-- Stored rows --
▼
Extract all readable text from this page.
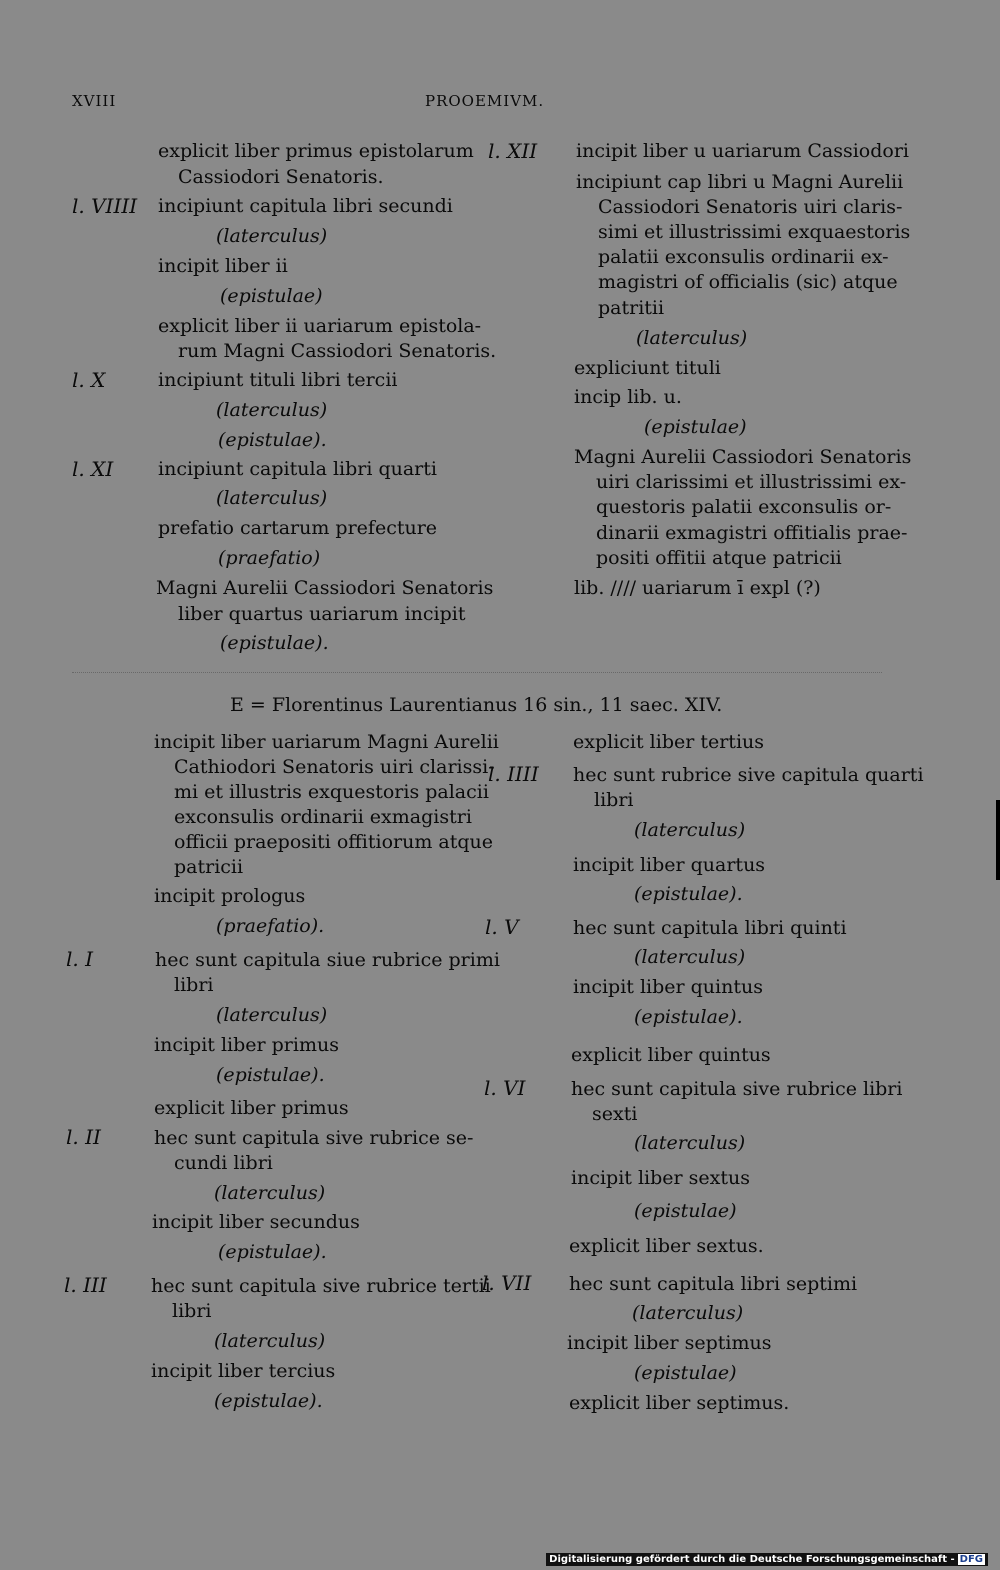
XVIII	PROOEMIVM.
explicit liber primus epistolarum
Cassiodori Senatoris.
l. VIIII incipiunt capitula libri secundi
(laterculus)
incipit liber ii
(epistulae)
explicit liber ii uariarum epistola-
rum Magni Cassiodori Senatoris.
l. X	incipiunt tituli libri tercii
(laterculus)
(epistulae).
l. XI incipiunt capitula libri quarti
(laterculus)
prefatio cartarum prefecture
(praefatio)
Magni Aurelii Cassiodori Senatoris
liber quartus uariarum incipit
(epistulae).
l. XII incipit liber u uariarum Cassiodori
incipiunt cap libri u Magni Aurelii
Cassiodori Senatoris uiri claris-
simi et illustrissimi exquaestoris
palatii exconsulis ordinarii ex-
magistri of officialis (sic) atque
patritii
(laterculus)
expliciunt tituli
incip lib. u.
(epistulae)
Magni Aurelii Cassiodori Senatoris
uiri clarissimi et illustrissimi ex-
questoris palatii exconsulis or-
dinarii exmagistri offitialis prae-
positi offitii atque patricii
lib. //// uariarum ī expl (?)
E = Florentinus Laurentianus 16 sin., 11 saec. XIV.
incipit liber uariarum Magni Aurelii
Cathiodori Senatoris uiri clarissi-
mi et illustris exquestoris palacii
exconsulis ordinarii exmagistri
officii praepositi offitiorum atque
patricii
incipit prologus
(praefatio).
l. I	hec sunt capitula siue rubrice primi
libri
(laterculus)
incipit liber primus
(epistulae).
explicit liber primus
l. II	hec sunt capitula sive rubrice se-
cundi libri
(laterculus)
incipit liber secundus
(epistulae).
l. III hec sunt capitula sive rubrice tertii
libri
(laterculus)
incipit liber tercius
(epistulae).
explicit liber tertius
l. IIII hec sunt rubrice sive capitula quarti
libri
(laterculus)
incipit liber quartus
(epistulae).
l. V	hec sunt capitula libri quinti
(laterculus)
incipit liber quintus
(epistulae).
explicit liber quintus
l. VI hec sunt capitula sive rubrice libri
sexti
(laterculus)
incipit liber sextus
(epistulae)
explicit liber sextus.
l. VII hec sunt capitula libri septimi
(laterculus)
incipit liber septimus
(epistulae)
explicit liber septimus.
Digitalisierung gefördert durch die Deutsche Forschungsgemeinschaft - DFG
▲
-- Request --
Tally the lines of the records holding the word "illustrissimi", then state only the tally.

-- Reply --
2